• Given task: Scan the entries below and count the lines holding the string "Logistic". Supply only the number.

• Input records:
———

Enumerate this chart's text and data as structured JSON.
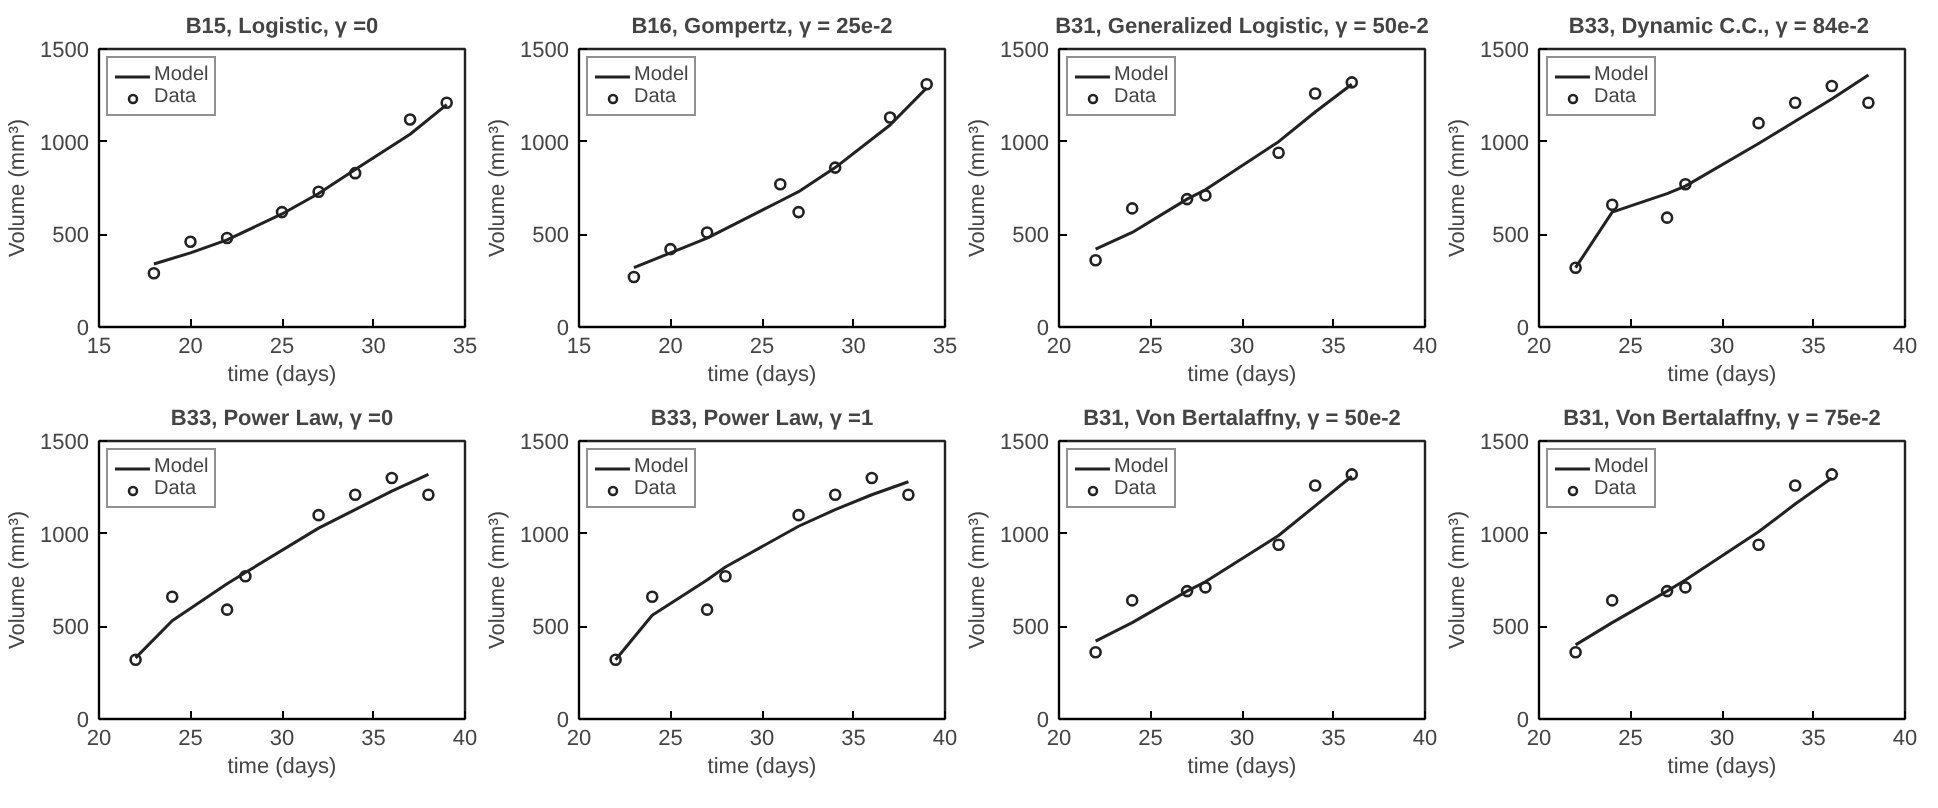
{
  "chart_data": [
    {
      "type": "line",
      "title": "B15, Logistic, γ =0",
      "xlabel": "time (days)",
      "ylabel": "Volume (mm³)",
      "xlim": [
        15,
        35
      ],
      "xticks": [
        15,
        20,
        25,
        30,
        35
      ],
      "ylim": [
        0,
        1500
      ],
      "yticks": [
        0,
        500,
        1000,
        1500
      ],
      "legend": "top left",
      "grid": false,
      "series": [
        {
          "name": "Model",
          "color": "#222222",
          "marker": "none",
          "x": [
            18,
            20,
            22,
            25,
            27,
            29,
            32,
            34
          ],
          "values": [
            340,
            400,
            470,
            610,
            720,
            850,
            1040,
            1200
          ]
        },
        {
          "name": "Data",
          "type": "scatter",
          "color": "#222222",
          "marker": "circle",
          "x": [
            18,
            20,
            22,
            25,
            27,
            29,
            32,
            34
          ],
          "values": [
            290,
            460,
            480,
            620,
            730,
            830,
            1120,
            1210
          ]
        }
      ]
    },
    {
      "type": "line",
      "title": "B16, Gompertz, γ = 25e-2",
      "xlabel": "time (days)",
      "ylabel": "Volume (mm³)",
      "xlim": [
        15,
        35
      ],
      "xticks": [
        15,
        20,
        25,
        30,
        35
      ],
      "ylim": [
        0,
        1500
      ],
      "yticks": [
        0,
        500,
        1000,
        1500
      ],
      "legend": "top left",
      "grid": false,
      "series": [
        {
          "name": "Model",
          "color": "#222222",
          "marker": "none",
          "x": [
            18,
            20,
            22,
            26,
            27,
            29,
            32,
            34
          ],
          "values": [
            320,
            400,
            480,
            680,
            730,
            860,
            1090,
            1290
          ]
        },
        {
          "name": "Data",
          "type": "scatter",
          "color": "#222222",
          "marker": "circle",
          "x": [
            18,
            20,
            22,
            26,
            27,
            29,
            32,
            34
          ],
          "values": [
            270,
            420,
            510,
            770,
            620,
            860,
            1130,
            1310
          ]
        }
      ]
    },
    {
      "type": "line",
      "title": "B31, Generalized Logistic, γ = 50e-2",
      "xlabel": "time (days)",
      "ylabel": "Volume (mm³)",
      "xlim": [
        20,
        40
      ],
      "xticks": [
        20,
        25,
        30,
        35,
        40
      ],
      "ylim": [
        0,
        1500
      ],
      "yticks": [
        0,
        500,
        1000,
        1500
      ],
      "legend": "top left",
      "grid": false,
      "series": [
        {
          "name": "Model",
          "color": "#222222",
          "marker": "none",
          "x": [
            22,
            24,
            27,
            28,
            32,
            34,
            36
          ],
          "values": [
            420,
            510,
            690,
            740,
            1000,
            1160,
            1310
          ]
        },
        {
          "name": "Data",
          "type": "scatter",
          "color": "#222222",
          "marker": "circle",
          "x": [
            22,
            24,
            27,
            28,
            32,
            34,
            36
          ],
          "values": [
            360,
            640,
            690,
            710,
            940,
            1260,
            1320
          ]
        }
      ]
    },
    {
      "type": "line",
      "title": "B33, Dynamic C.C.,  γ = 84e-2",
      "xlabel": "time (days)",
      "ylabel": "Volume (mm³)",
      "xlim": [
        20,
        40
      ],
      "xticks": [
        20,
        25,
        30,
        35,
        40
      ],
      "ylim": [
        0,
        1500
      ],
      "yticks": [
        0,
        500,
        1000,
        1500
      ],
      "legend": "top left",
      "grid": false,
      "series": [
        {
          "name": "Model",
          "color": "#222222",
          "marker": "none",
          "x": [
            22,
            24,
            27,
            28,
            32,
            34,
            36,
            38
          ],
          "values": [
            320,
            620,
            720,
            760,
            990,
            1110,
            1230,
            1360
          ]
        },
        {
          "name": "Data",
          "type": "scatter",
          "color": "#222222",
          "marker": "circle",
          "x": [
            22,
            24,
            27,
            28,
            32,
            34,
            36,
            38
          ],
          "values": [
            320,
            660,
            590,
            770,
            1100,
            1210,
            1300,
            1210
          ]
        }
      ]
    },
    {
      "type": "line",
      "title": "B33, Power Law, γ =0",
      "xlabel": "time (days)",
      "ylabel": "Volume (mm³)",
      "xlim": [
        20,
        40
      ],
      "xticks": [
        20,
        25,
        30,
        35,
        40
      ],
      "ylim": [
        0,
        1500
      ],
      "yticks": [
        0,
        500,
        1000,
        1500
      ],
      "legend": "top left",
      "grid": false,
      "series": [
        {
          "name": "Model",
          "color": "#222222",
          "marker": "none",
          "x": [
            22,
            24,
            27,
            28,
            32,
            34,
            36,
            38
          ],
          "values": [
            330,
            530,
            730,
            790,
            1030,
            1130,
            1230,
            1320
          ]
        },
        {
          "name": "Data",
          "type": "scatter",
          "color": "#222222",
          "marker": "circle",
          "x": [
            22,
            24,
            27,
            28,
            32,
            34,
            36,
            38
          ],
          "values": [
            320,
            660,
            590,
            770,
            1100,
            1210,
            1300,
            1210
          ]
        }
      ]
    },
    {
      "type": "line",
      "title": "B33, Power Law, γ =1",
      "xlabel": "time (days)",
      "ylabel": "Volume (mm³)",
      "xlim": [
        20,
        40
      ],
      "xticks": [
        20,
        25,
        30,
        35,
        40
      ],
      "ylim": [
        0,
        1500
      ],
      "yticks": [
        0,
        500,
        1000,
        1500
      ],
      "legend": "top left",
      "grid": false,
      "series": [
        {
          "name": "Model",
          "color": "#222222",
          "marker": "none",
          "x": [
            22,
            24,
            27,
            28,
            32,
            34,
            36,
            38
          ],
          "values": [
            320,
            560,
            750,
            820,
            1040,
            1130,
            1210,
            1280
          ]
        },
        {
          "name": "Data",
          "type": "scatter",
          "color": "#222222",
          "marker": "circle",
          "x": [
            22,
            24,
            27,
            28,
            32,
            34,
            36,
            38
          ],
          "values": [
            320,
            660,
            590,
            770,
            1100,
            1210,
            1300,
            1210
          ]
        }
      ]
    },
    {
      "type": "line",
      "title": "B31, Von Bertalaffny, γ = 50e-2",
      "xlabel": "time (days)",
      "ylabel": "Volume (mm³)",
      "xlim": [
        20,
        40
      ],
      "xticks": [
        20,
        25,
        30,
        35,
        40
      ],
      "ylim": [
        0,
        1500
      ],
      "yticks": [
        0,
        500,
        1000,
        1500
      ],
      "legend": "top left",
      "grid": false,
      "series": [
        {
          "name": "Model",
          "color": "#222222",
          "marker": "none",
          "x": [
            22,
            24,
            27,
            28,
            32,
            34,
            36
          ],
          "values": [
            420,
            520,
            690,
            740,
            990,
            1150,
            1310
          ]
        },
        {
          "name": "Data",
          "type": "scatter",
          "color": "#222222",
          "marker": "circle",
          "x": [
            22,
            24,
            27,
            28,
            32,
            34,
            36
          ],
          "values": [
            360,
            640,
            690,
            710,
            940,
            1260,
            1320
          ]
        }
      ]
    },
    {
      "type": "line",
      "title": "B31, Von Bertalaffny, γ = 75e-2",
      "xlabel": "time (days)",
      "ylabel": "Volume (mm³)",
      "xlim": [
        20,
        40
      ],
      "xticks": [
        20,
        25,
        30,
        35,
        40
      ],
      "ylim": [
        0,
        1500
      ],
      "yticks": [
        0,
        500,
        1000,
        1500
      ],
      "legend": "top left",
      "grid": false,
      "series": [
        {
          "name": "Model",
          "color": "#222222",
          "marker": "none",
          "x": [
            22,
            24,
            27,
            28,
            32,
            34,
            36
          ],
          "values": [
            400,
            520,
            690,
            750,
            1010,
            1160,
            1300
          ]
        },
        {
          "name": "Data",
          "type": "scatter",
          "color": "#222222",
          "marker": "circle",
          "x": [
            22,
            24,
            27,
            28,
            32,
            34,
            36
          ],
          "values": [
            360,
            640,
            690,
            710,
            940,
            1260,
            1320
          ]
        }
      ]
    }
  ]
}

———

• Solution to the exercise: 2